───── SUPPLIED ENTRIES

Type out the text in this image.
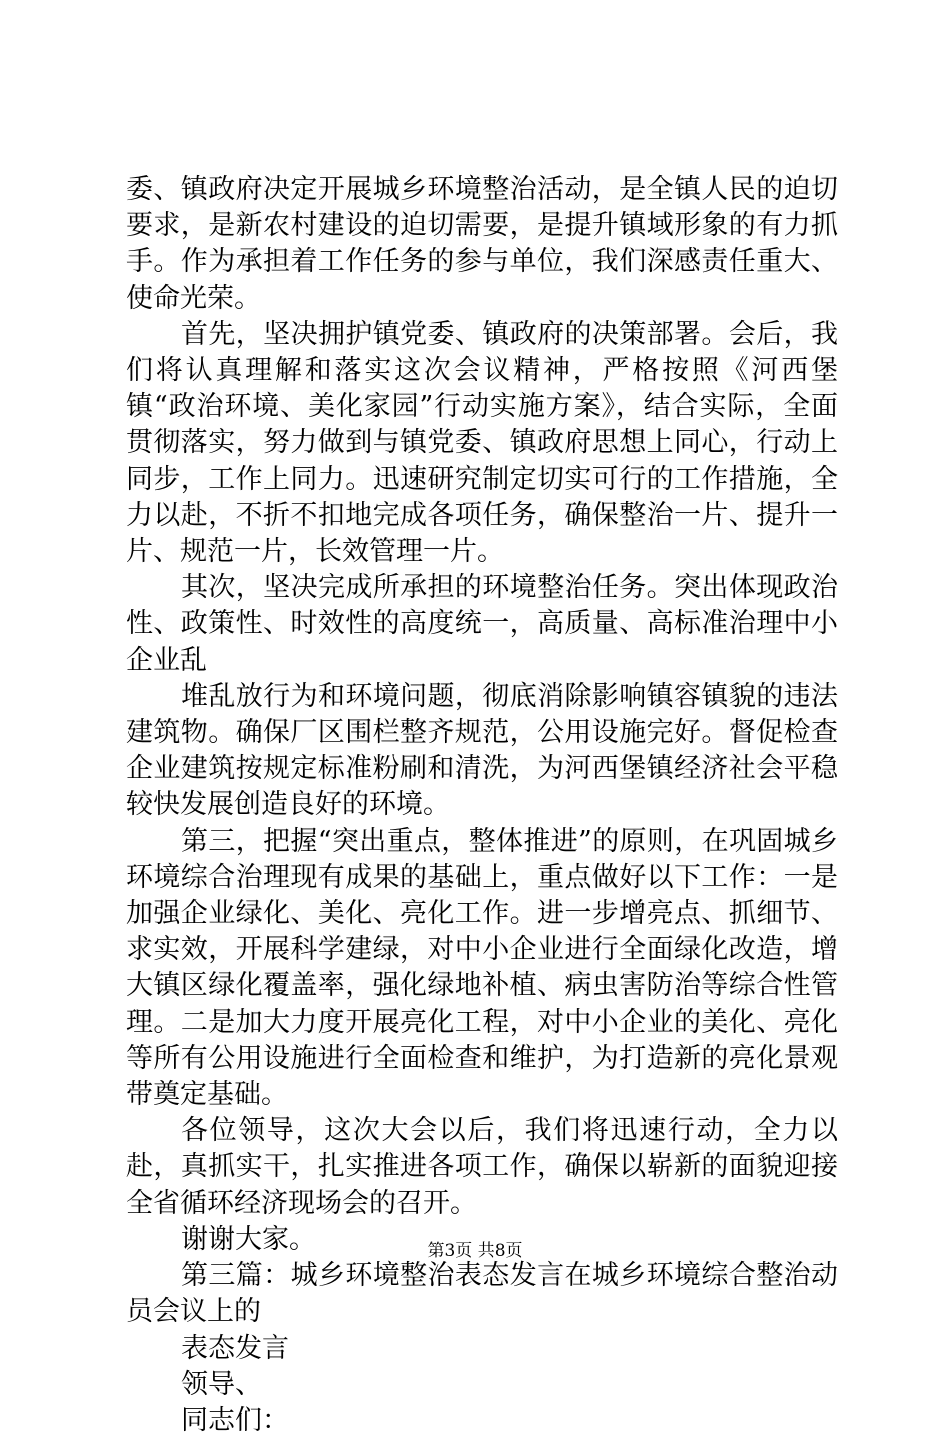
委、镇政府决定开展城乡环境整治活动，是全镇人民的迫切要求，是新农村建设的迫切需要，是提升镇域形象的有力抓手。作为承担着工作任务的参与单位，我们深感责任重大、使命光荣。

首先，坚决拥护镇党委、镇政府的决策部署。会后，我们将认真理解和落实这次会议精神，严格按照《河西堡镇“政治环境、美化家园”行动实施方案》，结合实际，全面贯彻落实，努力做到与镇党委、镇政府思想上同心，行动上同步，工作上同力。迅速研究制定切实可行的工作措施，全力以赴，不折不扣地完成各项任务，确保整治一片、提升一片、规范一片，长效管理一片。

其次，坚决完成所承担的环境整治任务。突出体现政治性、政策性、时效性的高度统一，高质量、高标准治理中小企业乱

堆乱放行为和环境问题，彻底消除影响镇容镇貌的违法建筑物。确保厂区围栏整齐规范，公用设施完好。督促检查企业建筑按规定标准粉刷和清洗，为河西堡镇经济社会平稳较快发展创造良好的环境。

第三，把握“突出重点，整体推进”的原则，在巩固城乡环境综合治理现有成果的基础上，重点做好以下工作：一是加强企业绿化、美化、亮化工作。进一步增亮点、抓细节、求实效，开展科学建绿，对中小企业进行全面绿化改造，增大镇区绿化覆盖率，强化绿地补植、病虫害防治等综合性管理。二是加大力度开展亮化工程，对中小企业的美化、亮化等所有公用设施进行全面检查和维护，为打造新的亮化景观带奠定基础。

各位领导，这次大会以后，我们将迅速行动，全力以赴，真抓实干，扎实推进各项工作，确保以崭新的面貌迎接全省循环经济现场会的召开。

谢谢大家。

第三篇：城乡环境整治表态发言在城乡环境综合整治动员会议上的

表态发言

领导、

同志们：

第3页 共8页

──────────

* TO DO: In the data above, how many lines contain the string "全力以赴"? Answer with the number only.

* EXPECTED OUTPUT: 2